== Data section ==

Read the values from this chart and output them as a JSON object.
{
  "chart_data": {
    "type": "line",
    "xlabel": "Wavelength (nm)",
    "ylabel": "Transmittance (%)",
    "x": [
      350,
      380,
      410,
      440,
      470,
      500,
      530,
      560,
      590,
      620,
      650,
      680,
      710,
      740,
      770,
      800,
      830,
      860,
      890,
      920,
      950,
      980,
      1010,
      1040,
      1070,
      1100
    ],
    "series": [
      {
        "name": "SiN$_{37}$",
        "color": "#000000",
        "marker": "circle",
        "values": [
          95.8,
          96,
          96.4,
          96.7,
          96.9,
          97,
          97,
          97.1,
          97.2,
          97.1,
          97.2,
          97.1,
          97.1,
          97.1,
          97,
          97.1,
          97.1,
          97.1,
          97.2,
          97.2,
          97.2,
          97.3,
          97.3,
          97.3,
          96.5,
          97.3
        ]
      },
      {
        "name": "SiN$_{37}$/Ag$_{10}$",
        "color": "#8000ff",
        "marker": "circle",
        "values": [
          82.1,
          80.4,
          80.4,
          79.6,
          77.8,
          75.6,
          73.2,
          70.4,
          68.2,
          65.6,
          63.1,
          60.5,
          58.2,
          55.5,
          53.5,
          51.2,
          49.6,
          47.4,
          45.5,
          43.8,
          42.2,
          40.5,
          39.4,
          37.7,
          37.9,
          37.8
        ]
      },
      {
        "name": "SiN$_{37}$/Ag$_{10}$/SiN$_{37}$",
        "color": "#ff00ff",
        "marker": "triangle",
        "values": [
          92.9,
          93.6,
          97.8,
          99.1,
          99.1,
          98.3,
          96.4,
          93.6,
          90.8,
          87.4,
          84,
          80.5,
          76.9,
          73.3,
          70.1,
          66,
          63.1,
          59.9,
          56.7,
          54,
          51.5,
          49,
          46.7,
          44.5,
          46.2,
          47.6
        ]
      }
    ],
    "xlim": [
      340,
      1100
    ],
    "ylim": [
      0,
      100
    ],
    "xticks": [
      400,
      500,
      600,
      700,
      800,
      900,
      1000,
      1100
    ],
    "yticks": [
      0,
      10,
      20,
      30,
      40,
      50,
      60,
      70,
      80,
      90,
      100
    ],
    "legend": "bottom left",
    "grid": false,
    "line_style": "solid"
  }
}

===

**Exercise objective:**
Find each line holding "name". Copy it out.

**Correct result:**
        "name": "SiN$_{37}$",
        "name": "SiN$_{37}$/Ag$_{10}$",
        "name": "SiN$_{37}$/Ag$_{10}$/SiN$_{37}$",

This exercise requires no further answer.